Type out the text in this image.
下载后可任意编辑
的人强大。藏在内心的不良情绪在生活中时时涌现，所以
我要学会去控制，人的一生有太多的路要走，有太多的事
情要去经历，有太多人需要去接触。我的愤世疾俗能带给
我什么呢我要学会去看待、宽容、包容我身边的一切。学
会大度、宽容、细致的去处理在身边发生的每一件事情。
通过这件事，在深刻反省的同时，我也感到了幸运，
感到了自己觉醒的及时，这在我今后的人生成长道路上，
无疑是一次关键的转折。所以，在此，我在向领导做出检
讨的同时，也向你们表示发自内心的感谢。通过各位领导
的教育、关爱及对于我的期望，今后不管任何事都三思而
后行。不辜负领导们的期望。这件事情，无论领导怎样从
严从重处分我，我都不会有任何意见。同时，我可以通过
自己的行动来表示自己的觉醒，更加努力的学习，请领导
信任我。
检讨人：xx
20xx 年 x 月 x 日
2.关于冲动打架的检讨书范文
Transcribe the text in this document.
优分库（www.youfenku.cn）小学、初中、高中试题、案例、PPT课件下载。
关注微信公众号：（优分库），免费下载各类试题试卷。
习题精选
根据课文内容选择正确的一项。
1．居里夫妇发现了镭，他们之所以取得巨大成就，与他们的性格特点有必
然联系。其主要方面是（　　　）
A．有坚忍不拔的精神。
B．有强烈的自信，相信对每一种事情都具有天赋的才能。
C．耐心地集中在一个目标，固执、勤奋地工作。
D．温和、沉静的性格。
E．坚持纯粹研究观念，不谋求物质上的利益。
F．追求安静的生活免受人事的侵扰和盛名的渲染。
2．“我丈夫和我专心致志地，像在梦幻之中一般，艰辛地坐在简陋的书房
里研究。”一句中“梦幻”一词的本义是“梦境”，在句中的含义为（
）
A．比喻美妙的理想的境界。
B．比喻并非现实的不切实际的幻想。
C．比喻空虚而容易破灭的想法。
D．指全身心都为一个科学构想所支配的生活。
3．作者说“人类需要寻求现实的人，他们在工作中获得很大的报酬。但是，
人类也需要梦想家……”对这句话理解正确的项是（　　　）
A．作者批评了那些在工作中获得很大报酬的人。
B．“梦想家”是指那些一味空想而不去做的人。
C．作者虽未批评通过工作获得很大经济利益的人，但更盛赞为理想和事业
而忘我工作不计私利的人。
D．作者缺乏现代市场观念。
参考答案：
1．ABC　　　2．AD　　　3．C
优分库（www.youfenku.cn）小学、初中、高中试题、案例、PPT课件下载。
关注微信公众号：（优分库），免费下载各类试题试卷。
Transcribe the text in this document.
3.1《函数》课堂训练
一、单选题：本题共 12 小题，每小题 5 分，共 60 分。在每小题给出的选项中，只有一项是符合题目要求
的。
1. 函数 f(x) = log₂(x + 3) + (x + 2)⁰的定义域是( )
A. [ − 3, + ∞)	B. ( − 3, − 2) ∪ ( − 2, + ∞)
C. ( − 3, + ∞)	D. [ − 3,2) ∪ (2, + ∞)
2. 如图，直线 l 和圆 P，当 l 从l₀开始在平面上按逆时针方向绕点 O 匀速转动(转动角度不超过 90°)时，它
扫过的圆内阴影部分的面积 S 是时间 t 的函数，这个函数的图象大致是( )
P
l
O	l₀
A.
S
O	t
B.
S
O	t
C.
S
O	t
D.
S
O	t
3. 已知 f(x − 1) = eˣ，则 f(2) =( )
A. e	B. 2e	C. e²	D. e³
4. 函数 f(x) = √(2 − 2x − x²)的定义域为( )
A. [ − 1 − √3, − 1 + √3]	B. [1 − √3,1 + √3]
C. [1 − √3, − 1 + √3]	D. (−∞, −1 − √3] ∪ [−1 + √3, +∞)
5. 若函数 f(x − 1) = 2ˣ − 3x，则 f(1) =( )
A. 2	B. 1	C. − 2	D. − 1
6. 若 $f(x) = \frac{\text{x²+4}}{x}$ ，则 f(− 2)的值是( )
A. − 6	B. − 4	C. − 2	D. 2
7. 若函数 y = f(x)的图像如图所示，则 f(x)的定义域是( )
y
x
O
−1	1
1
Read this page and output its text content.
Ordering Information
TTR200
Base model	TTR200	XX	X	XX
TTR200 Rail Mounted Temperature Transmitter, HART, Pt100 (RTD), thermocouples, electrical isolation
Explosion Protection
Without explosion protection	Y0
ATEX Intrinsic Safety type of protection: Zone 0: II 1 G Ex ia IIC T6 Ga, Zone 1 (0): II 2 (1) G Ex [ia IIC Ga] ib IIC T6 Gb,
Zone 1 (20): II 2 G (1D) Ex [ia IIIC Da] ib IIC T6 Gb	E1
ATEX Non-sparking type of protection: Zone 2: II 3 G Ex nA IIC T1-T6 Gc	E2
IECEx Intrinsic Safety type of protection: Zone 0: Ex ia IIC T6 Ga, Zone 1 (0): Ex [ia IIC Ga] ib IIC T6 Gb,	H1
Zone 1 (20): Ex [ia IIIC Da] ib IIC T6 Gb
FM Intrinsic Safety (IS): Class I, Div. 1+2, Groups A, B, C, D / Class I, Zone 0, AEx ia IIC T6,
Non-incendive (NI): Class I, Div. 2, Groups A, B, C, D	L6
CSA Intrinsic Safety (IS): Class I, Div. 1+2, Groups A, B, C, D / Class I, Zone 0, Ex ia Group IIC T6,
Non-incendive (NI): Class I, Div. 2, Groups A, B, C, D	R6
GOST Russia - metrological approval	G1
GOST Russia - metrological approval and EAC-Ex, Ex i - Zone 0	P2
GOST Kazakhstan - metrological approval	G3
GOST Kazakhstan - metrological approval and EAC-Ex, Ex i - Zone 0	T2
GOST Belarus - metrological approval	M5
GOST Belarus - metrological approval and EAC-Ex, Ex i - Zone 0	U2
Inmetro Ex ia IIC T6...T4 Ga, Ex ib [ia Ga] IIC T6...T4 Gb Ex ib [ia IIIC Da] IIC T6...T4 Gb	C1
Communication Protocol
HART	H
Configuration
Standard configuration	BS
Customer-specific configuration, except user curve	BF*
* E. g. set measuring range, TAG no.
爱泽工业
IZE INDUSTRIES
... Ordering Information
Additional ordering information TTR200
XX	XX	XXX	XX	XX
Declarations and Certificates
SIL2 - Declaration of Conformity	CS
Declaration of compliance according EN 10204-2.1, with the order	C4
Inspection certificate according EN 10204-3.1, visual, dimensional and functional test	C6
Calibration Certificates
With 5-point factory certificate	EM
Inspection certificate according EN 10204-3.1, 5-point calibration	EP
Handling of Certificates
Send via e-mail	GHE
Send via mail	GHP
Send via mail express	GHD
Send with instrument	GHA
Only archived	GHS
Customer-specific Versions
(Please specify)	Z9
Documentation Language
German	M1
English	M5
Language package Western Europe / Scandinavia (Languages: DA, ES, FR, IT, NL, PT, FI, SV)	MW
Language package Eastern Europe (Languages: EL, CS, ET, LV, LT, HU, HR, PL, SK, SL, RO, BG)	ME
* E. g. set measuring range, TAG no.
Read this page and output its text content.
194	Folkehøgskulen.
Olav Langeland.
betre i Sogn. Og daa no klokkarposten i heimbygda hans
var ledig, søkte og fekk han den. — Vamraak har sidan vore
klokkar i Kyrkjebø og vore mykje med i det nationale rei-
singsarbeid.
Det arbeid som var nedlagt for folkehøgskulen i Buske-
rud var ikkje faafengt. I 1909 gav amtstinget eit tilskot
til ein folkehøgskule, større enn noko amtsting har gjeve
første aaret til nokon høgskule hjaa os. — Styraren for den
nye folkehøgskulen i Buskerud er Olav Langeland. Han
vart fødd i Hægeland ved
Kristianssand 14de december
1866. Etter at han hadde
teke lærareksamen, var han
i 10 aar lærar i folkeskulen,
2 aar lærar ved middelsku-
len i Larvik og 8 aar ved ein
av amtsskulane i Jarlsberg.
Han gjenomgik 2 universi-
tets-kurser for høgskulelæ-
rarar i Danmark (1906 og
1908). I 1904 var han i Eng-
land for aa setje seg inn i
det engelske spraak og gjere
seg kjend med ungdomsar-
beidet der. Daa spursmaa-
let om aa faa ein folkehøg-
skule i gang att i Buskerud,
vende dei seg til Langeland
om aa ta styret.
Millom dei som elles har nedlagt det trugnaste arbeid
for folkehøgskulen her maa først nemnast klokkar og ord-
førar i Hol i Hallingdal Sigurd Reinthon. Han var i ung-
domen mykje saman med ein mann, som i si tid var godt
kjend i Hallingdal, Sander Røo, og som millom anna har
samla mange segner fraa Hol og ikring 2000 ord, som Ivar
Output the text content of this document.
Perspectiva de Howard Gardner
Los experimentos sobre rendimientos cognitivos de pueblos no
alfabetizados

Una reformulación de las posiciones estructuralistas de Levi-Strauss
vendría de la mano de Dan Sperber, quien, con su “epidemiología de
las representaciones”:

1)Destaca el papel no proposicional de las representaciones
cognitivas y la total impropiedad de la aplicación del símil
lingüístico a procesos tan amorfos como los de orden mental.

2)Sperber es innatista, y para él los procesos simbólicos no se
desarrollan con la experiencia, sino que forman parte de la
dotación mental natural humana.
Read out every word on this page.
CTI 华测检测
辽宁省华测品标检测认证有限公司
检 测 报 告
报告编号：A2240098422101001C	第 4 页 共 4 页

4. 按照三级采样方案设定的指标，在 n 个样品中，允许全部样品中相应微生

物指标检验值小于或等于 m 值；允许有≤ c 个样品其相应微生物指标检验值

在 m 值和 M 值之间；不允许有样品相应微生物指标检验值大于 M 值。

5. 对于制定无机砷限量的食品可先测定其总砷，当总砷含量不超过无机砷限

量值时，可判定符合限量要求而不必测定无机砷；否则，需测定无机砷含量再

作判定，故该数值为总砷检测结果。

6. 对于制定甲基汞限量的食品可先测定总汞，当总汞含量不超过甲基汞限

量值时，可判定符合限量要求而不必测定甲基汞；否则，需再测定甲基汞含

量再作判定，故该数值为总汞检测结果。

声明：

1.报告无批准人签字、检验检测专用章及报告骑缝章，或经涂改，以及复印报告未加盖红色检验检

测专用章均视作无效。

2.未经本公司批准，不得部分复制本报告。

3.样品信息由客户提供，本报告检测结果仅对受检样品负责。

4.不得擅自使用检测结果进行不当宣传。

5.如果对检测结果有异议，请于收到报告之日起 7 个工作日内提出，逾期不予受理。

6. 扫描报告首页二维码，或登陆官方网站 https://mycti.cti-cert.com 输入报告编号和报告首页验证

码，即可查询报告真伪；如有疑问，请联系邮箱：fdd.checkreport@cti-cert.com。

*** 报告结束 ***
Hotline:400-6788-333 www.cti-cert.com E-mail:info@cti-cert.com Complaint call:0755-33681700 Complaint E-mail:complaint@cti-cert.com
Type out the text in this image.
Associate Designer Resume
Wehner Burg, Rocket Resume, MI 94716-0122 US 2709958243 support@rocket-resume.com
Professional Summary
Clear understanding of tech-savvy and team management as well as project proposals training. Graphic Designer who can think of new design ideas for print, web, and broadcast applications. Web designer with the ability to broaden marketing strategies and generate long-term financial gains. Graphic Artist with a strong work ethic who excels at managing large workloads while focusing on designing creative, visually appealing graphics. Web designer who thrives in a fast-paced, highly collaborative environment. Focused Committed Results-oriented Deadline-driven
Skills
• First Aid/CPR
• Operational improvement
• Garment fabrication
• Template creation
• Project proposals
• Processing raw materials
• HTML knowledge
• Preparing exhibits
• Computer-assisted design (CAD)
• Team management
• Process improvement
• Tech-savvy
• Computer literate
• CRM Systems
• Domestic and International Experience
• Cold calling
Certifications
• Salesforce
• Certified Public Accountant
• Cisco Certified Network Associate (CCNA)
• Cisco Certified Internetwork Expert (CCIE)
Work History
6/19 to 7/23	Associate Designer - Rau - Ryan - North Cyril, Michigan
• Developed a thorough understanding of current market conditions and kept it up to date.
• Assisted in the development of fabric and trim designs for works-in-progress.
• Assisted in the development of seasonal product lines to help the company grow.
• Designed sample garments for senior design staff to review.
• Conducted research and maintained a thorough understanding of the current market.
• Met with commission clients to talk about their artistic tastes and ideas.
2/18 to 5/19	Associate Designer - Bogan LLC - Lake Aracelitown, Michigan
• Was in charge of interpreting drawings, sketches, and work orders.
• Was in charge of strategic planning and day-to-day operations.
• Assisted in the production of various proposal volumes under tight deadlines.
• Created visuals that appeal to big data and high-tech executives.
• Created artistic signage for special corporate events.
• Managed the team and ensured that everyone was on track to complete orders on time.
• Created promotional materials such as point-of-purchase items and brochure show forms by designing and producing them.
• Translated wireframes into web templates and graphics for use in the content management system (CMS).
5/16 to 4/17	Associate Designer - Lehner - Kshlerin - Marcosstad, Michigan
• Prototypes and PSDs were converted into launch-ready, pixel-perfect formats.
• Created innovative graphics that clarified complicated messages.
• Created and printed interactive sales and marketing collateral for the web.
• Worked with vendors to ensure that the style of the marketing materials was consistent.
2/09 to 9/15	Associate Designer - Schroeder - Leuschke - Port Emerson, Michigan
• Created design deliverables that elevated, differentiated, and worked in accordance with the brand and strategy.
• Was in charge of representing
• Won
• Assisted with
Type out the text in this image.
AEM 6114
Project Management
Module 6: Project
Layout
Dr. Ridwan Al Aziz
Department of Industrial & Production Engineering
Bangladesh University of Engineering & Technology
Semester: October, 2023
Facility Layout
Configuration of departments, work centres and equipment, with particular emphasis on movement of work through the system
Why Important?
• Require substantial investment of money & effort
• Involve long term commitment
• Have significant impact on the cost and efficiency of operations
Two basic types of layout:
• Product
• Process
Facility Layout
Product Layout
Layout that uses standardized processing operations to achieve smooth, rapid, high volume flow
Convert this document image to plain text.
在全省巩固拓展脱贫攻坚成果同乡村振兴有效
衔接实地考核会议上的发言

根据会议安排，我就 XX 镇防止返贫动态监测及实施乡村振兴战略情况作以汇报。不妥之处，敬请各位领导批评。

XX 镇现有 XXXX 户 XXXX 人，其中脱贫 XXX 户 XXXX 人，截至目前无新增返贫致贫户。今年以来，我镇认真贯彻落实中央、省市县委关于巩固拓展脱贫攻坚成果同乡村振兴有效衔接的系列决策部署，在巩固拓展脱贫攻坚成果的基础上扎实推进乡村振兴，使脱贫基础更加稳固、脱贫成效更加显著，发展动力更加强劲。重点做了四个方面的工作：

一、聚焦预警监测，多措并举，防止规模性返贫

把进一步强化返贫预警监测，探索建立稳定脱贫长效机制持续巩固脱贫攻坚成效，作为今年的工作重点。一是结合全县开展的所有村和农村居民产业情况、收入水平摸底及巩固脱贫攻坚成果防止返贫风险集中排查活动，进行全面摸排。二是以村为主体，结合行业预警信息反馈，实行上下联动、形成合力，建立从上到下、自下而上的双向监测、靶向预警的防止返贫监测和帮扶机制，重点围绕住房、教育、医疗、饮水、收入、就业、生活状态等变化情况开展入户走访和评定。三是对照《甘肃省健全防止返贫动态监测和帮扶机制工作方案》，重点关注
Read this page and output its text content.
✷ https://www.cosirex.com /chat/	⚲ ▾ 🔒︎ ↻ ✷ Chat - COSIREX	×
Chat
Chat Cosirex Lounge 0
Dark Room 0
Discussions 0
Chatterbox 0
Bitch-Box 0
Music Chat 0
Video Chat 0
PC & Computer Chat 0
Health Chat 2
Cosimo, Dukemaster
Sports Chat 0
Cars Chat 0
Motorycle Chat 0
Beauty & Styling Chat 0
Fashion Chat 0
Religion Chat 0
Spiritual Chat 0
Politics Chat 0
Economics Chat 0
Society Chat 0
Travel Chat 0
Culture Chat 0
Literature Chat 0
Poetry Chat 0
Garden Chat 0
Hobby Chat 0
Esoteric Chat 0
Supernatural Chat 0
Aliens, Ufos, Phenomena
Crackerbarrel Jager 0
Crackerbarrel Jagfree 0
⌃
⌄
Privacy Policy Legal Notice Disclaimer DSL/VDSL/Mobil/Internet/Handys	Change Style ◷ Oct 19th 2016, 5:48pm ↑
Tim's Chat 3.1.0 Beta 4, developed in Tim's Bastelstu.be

★ ★ ★

## Exercise:
Look through the entries above and list every line containing "representaciones".

## Exercise solution:
las representaciones”:
1)Destaca el papel no proposicional de las representaciones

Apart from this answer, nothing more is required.